— begin Material shown —

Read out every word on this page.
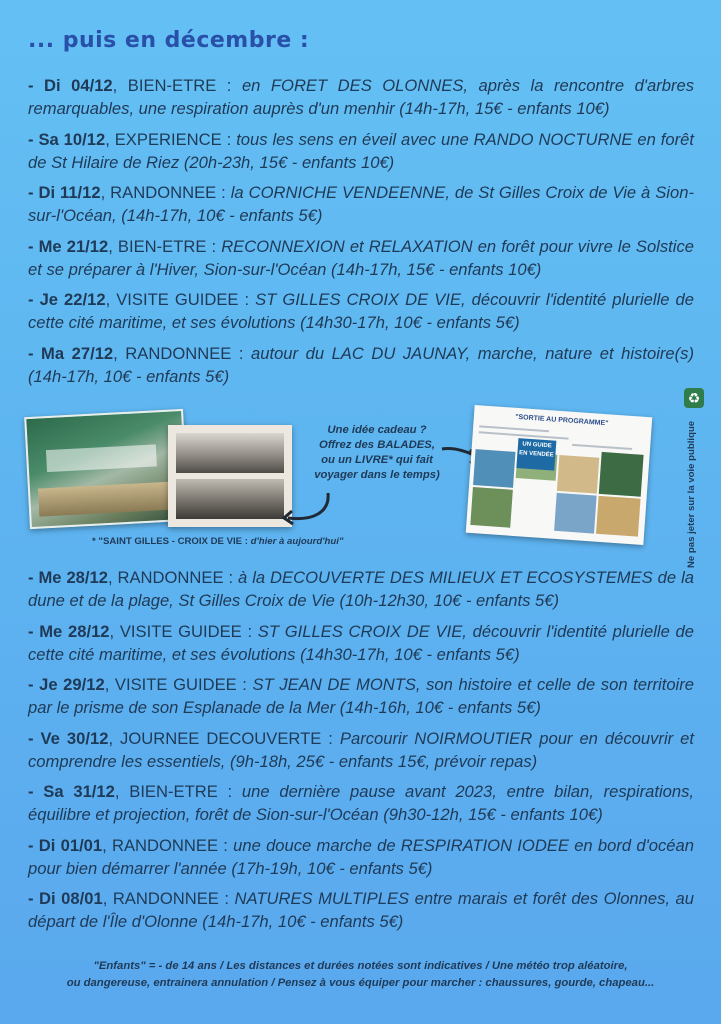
... puis en décembre :

- Di 04/12, BIEN-ETRE : en FORET DES OLONNES, après la rencontre d'arbres remarquables, une respiration auprès d'un menhir (14h-17h, 15€ - enfants 10€)

- Sa 10/12, EXPERIENCE : tous les sens en éveil avec une RANDO NOCTURNE en forêt de St Hilaire de Riez (20h-23h, 15€ - enfants 10€)

- Di 11/12, RANDONNEE : la CORNICHE VENDEENNE, de St Gilles Croix de Vie à Sion-sur-l'Océan, (14h-17h, 10€ - enfants 5€)

- Me 21/12, BIEN-ETRE : RECONNEXION et RELAXATION en forêt pour vivre le Solstice et se préparer à l'Hiver, Sion-sur-l'Océan (14h-17h, 15€ - enfants 10€)

- Je 22/12, VISITE GUIDEE : ST GILLES CROIX DE VIE, découvrir l'identité plurielle de cette cité maritime, et ses évolutions (14h30-17h, 10€ - enfants 5€)

- Ma 27/12, RANDONNEE : autour du LAC DU JAUNAY, marche, nature et histoire(s) (14h-17h, 10€ - enfants 5€)

* "SAINT GILLES - CROIX DE VIE : d'hier à aujourd'hui"
Une idée cadeau ?
Offrez des BALADES,
ou un LIVRE* qui fait
voyager dans le temps)
"SORTIE AU PROGRAMME"
UN GUIDE EN VENDÉE
♻
Ne pas jeter sur la voie publique

- Me 28/12, RANDONNEE : à la DECOUVERTE DES MILIEUX ET ECOSYSTEMES de la dune et de la plage, St Gilles Croix de Vie (10h-12h30, 10€ - enfants 5€)

- Me 28/12, VISITE GUIDEE : ST GILLES CROIX DE VIE, découvrir l'identité plurielle de cette cité maritime, et ses évolutions (14h30-17h, 10€ - enfants 5€)

- Je 29/12, VISITE GUIDEE : ST JEAN DE MONTS, son histoire et celle de son territoire par le prisme de son Esplanade de la Mer (14h-16h, 10€ - enfants 5€)

- Ve 30/12, JOURNEE DECOUVERTE : Parcourir NOIRMOUTIER pour en découvrir et comprendre les essentiels, (9h-18h, 25€ - enfants 15€, prévoir repas)

- Sa 31/12, BIEN-ETRE : une dernière pause avant 2023, entre bilan, respirations, équilibre et projection, forêt de Sion-sur-l'Océan (9h30-12h, 15€ - enfants 10€)

- Di 01/01, RANDONNEE : une douce marche de RESPIRATION IODEE en bord d'océan pour bien démarrer l'année (17h-19h, 10€ - enfants 5€)

- Di 08/01, RANDONNEE : NATURES MULTIPLES entre marais et forêt des Olonnes, au départ de l'Île d'Olonne (14h-17h, 10€ - enfants 5€)

"Enfants" = - de 14 ans / Les distances et durées notées sont indicatives / Une météo trop aléatoire,
ou dangereuse, entrainera annulation / Pensez à vous équiper pour marcher : chaussures, gourde, chapeau...
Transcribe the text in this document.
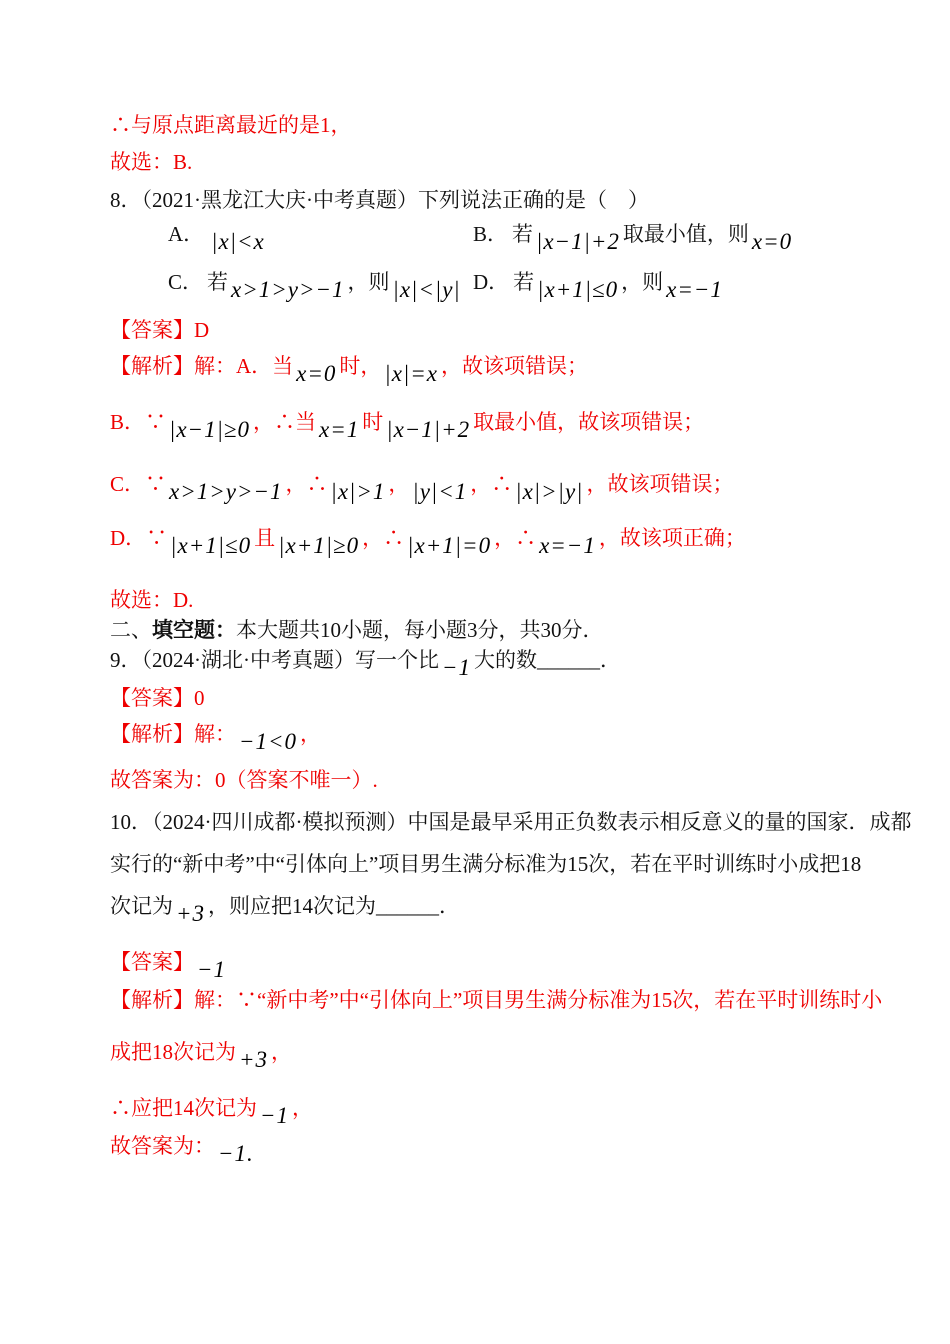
∴与原点距离最近的是1，

故选：B.

8．（2021·黑龙江大庆·中考真题）下列说法正确的是（　）

A． |x|<x	B． 若 |x−1|+2 取最小值，则 x=0
C． 若 x>1>y>−1 ，则 |x|<|y| D． 若 |x+1|≤0 ，则 x=−1

【答案】D

【解析】解：A．当 x=0 时， |x|=x ，故该项错误；

B．∵ |x−1|≥0 ，∴当 x=1 时 |x−1|+2 取最小值，故该项错误；

C．∵ x>1>y>−1 ，∴ |x|>1 ， |y|<1 ，∴ |x|>|y| ，故该项错误；

D．∵ |x+1|≤0 且 |x+1|≥0 ，∴ |x+1|=0 ，∴ x=−1 ，故该项正确；

故选：D.

二、填空题：本大题共10小题，每小题3分，共30分．

9．（2024·湖北·中考真题）写一个比 −1 大的数______．

【答案】0

【解析】解： −1<0 ，

故答案为：0（答案不唯一）.

10．（2024·四川成都·模拟预测）中国是最早采用正负数表示相反意义的量的国家．成都

实行的“新中考”中“引体向上”项目男生满分标准为15次，若在平时训练时小成把18

次记为 +3 ，则应把14次记为______．

【答案】 −1

【解析】解：∵“新中考”中“引体向上”项目男生满分标准为15次，若在平时训练时小

成把18次记为 +3 ，

∴应把14次记为 −1 ，

故答案为： −1.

— end Material shown —

### [What the task requires]
Beginning with the line that holds "Transcribe the text in this document.", output each line to the end of the material above, exactly, omitting the pictures.

### [Written response]
Transcribe the text in this document.
∴与原点距离最近的是1，

故选：B.

8．（2021·黑龙江大庆·中考真题）下列说法正确的是（　）

A． |x|<x	B． 若 |x−1|+2 取最小值，则 x=0
C． 若 x>1>y>−1 ，则 |x|<|y| D． 若 |x+1|≤0 ，则 x=−1

【答案】D

【解析】解：A．当 x=0 时， |x|=x ，故该项错误；

B．∵ |x−1|≥0 ，∴当 x=1 时 |x−1|+2 取最小值，故该项错误；

C．∵ x>1>y>−1 ，∴ |x|>1 ， |y|<1 ，∴ |x|>|y| ，故该项错误；

D．∵ |x+1|≤0 且 |x+1|≥0 ，∴ |x+1|=0 ，∴ x=−1 ，故该项正确；

故选：D.

二、填空题：本大题共10小题，每小题3分，共30分．

9．（2024·湖北·中考真题）写一个比 −1 大的数______．

【答案】0

【解析】解： −1<0 ，

故答案为：0（答案不唯一）.

10．（2024·四川成都·模拟预测）中国是最早采用正负数表示相反意义的量的国家．成都

实行的“新中考”中“引体向上”项目男生满分标准为15次，若在平时训练时小成把18

次记为 +3 ，则应把14次记为______．

【答案】 −1

【解析】解：∵“新中考”中“引体向上”项目男生满分标准为15次，若在平时训练时小

成把18次记为 +3 ，

∴应把14次记为 −1 ，

故答案为： −1.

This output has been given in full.